## start Material for this task

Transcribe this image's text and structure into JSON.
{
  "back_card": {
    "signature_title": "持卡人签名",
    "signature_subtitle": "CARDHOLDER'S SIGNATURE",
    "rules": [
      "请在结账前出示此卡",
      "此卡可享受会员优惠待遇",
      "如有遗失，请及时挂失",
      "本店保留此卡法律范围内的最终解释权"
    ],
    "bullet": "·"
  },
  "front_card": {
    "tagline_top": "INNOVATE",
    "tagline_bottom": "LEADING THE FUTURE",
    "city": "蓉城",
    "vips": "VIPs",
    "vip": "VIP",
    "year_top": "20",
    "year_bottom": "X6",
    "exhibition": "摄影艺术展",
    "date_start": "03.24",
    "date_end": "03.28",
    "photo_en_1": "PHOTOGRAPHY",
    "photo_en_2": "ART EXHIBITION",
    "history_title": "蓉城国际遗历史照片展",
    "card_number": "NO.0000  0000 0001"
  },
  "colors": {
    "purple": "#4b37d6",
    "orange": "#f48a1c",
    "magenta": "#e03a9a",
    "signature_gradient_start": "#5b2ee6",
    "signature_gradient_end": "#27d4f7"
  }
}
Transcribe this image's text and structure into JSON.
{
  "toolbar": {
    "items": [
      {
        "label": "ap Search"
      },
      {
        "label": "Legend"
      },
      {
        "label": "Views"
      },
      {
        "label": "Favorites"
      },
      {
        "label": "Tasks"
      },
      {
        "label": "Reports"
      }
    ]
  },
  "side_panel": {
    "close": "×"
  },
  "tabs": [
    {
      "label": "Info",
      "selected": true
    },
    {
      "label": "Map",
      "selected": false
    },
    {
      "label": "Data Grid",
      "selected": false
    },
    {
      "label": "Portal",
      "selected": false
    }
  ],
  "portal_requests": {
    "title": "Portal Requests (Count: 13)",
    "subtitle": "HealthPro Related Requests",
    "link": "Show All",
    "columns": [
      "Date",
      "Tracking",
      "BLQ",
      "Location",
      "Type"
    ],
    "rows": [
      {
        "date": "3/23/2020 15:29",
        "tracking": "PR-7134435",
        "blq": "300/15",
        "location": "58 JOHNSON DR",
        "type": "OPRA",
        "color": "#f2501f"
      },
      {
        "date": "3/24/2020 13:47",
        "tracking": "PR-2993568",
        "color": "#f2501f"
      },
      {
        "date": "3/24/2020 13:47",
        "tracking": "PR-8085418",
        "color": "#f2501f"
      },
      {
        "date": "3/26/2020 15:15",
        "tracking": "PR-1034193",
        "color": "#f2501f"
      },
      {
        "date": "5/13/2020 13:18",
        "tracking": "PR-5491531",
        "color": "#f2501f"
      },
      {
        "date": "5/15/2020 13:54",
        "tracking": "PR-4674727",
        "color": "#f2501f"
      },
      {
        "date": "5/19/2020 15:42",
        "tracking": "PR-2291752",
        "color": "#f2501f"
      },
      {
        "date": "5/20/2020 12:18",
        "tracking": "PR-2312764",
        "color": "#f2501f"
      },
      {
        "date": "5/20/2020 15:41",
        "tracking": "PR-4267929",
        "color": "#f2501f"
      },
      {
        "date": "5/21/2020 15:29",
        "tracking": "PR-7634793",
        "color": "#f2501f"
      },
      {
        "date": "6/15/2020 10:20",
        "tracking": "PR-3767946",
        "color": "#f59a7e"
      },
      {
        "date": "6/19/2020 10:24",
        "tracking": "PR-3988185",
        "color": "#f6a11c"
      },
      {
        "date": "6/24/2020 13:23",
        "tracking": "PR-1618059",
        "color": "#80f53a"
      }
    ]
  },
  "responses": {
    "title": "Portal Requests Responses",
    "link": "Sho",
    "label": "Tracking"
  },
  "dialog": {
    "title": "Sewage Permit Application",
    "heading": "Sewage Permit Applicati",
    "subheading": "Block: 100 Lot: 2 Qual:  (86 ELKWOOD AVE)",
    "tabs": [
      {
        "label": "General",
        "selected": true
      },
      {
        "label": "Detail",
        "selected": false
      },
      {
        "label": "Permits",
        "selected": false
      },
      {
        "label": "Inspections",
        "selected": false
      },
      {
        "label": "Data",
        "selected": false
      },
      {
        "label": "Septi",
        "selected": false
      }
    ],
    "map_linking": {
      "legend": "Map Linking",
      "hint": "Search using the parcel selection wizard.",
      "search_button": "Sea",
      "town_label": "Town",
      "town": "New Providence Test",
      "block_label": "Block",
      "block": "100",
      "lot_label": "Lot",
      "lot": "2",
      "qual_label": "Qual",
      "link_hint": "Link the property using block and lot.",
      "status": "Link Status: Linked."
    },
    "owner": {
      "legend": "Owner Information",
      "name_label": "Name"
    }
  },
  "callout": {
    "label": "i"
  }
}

## end Material for this task

_To be done:_
Write out each line of the data above again, exactly as given.

_The completed task:_
Transcribe this image's text and structure into JSON.
{
  "back_card": {
    "signature_title": "持卡人签名",
    "signature_subtitle": "CARDHOLDER'S SIGNATURE",
    "rules": [
      "请在结账前出示此卡",
      "此卡可享受会员优惠待遇",
      "如有遗失，请及时挂失",
      "本店保留此卡法律范围内的最终解释权"
    ],
    "bullet": "·"
  },
  "front_card": {
    "tagline_top": "INNOVATE",
    "tagline_bottom": "LEADING THE FUTURE",
    "city": "蓉城",
    "vips": "VIPs",
    "vip": "VIP",
    "year_top": "20",
    "year_bottom": "X6",
    "exhibition": "摄影艺术展",
    "date_start": "03.24",
    "date_end": "03.28",
    "photo_en_1": "PHOTOGRAPHY",
    "photo_en_2": "ART EXHIBITION",
    "history_title": "蓉城国际遗历史照片展",
    "card_number": "NO.0000  0000 0001"
  },
  "colors": {
    "purple": "#4b37d6",
    "orange": "#f48a1c",
    "magenta": "#e03a9a",
    "signature_gradient_start": "#5b2ee6",
    "signature_gradient_end": "#27d4f7"
  }
}
Transcribe this image's text and structure into JSON.
{
  "toolbar": {
    "items": [
      {
        "label": "ap Search"
      },
      {
        "label": "Legend"
      },
      {
        "label": "Views"
      },
      {
        "label": "Favorites"
      },
      {
        "label": "Tasks"
      },
      {
        "label": "Reports"
      }
    ]
  },
  "side_panel": {
    "close": "×"
  },
  "tabs": [
    {
      "label": "Info",
      "selected": true
    },
    {
      "label": "Map",
      "selected": false
    },
    {
      "label": "Data Grid",
      "selected": false
    },
    {
      "label": "Portal",
      "selected": false
    }
  ],
  "portal_requests": {
    "title": "Portal Requests (Count: 13)",
    "subtitle": "HealthPro Related Requests",
    "link": "Show All",
    "columns": [
      "Date",
      "Tracking",
      "BLQ",
      "Location",
      "Type"
    ],
    "rows": [
      {
        "date": "3/23/2020 15:29",
        "tracking": "PR-7134435",
        "blq": "300/15",
        "location": "58 JOHNSON DR",
        "type": "OPRA",
        "color": "#f2501f"
      },
      {
        "date": "3/24/2020 13:47",
        "tracking": "PR-2993568",
        "color": "#f2501f"
      },
      {
        "date": "3/24/2020 13:47",
        "tracking": "PR-8085418",
        "color": "#f2501f"
      },
      {
        "date": "3/26/2020 15:15",
        "tracking": "PR-1034193",
        "color": "#f2501f"
      },
      {
        "date": "5/13/2020 13:18",
        "tracking": "PR-5491531",
        "color": "#f2501f"
      },
      {
        "date": "5/15/2020 13:54",
        "tracking": "PR-4674727",
        "color": "#f2501f"
      },
      {
        "date": "5/19/2020 15:42",
        "tracking": "PR-2291752",
        "color": "#f2501f"
      },
      {
        "date": "5/20/2020 12:18",
        "tracking": "PR-2312764",
        "color": "#f2501f"
      },
      {
        "date": "5/20/2020 15:41",
        "tracking": "PR-4267929",
        "color": "#f2501f"
      },
      {
        "date": "5/21/2020 15:29",
        "tracking": "PR-7634793",
        "color": "#f2501f"
      },
      {
        "date": "6/15/2020 10:20",
        "tracking": "PR-3767946",
        "color": "#f59a7e"
      },
      {
        "date": "6/19/2020 10:24",
        "tracking": "PR-3988185",
        "color": "#f6a11c"
      },
      {
        "date": "6/24/2020 13:23",
        "tracking": "PR-1618059",
        "color": "#80f53a"
      }
    ]
  },
  "responses": {
    "title": "Portal Requests Responses",
    "link": "Sho",
    "label": "Tracking"
  },
  "dialog": {
    "title": "Sewage Permit Application",
    "heading": "Sewage Permit Applicati",
    "subheading": "Block: 100 Lot: 2 Qual:  (86 ELKWOOD AVE)",
    "tabs": [
      {
        "label": "General",
        "selected": true
      },
      {
        "label": "Detail",
        "selected": false
      },
      {
        "label": "Permits",
        "selected": false
      },
      {
        "label": "Inspections",
        "selected": false
      },
      {
        "label": "Data",
        "selected": false
      },
      {
        "label": "Septi",
        "selected": false
      }
    ],
    "map_linking": {
      "legend": "Map Linking",
      "hint": "Search using the parcel selection wizard.",
      "search_button": "Sea",
      "town_label": "Town",
      "town": "New Providence Test",
      "block_label": "Block",
      "block": "100",
      "lot_label": "Lot",
      "lot": "2",
      "qual_label": "Qual",
      "link_hint": "Link the property using block and lot.",
      "status": "Link Status: Linked."
    },
    "owner": {
      "legend": "Owner Information",
      "name_label": "Name"
    }
  },
  "callout": {
    "label": "i"
  }
}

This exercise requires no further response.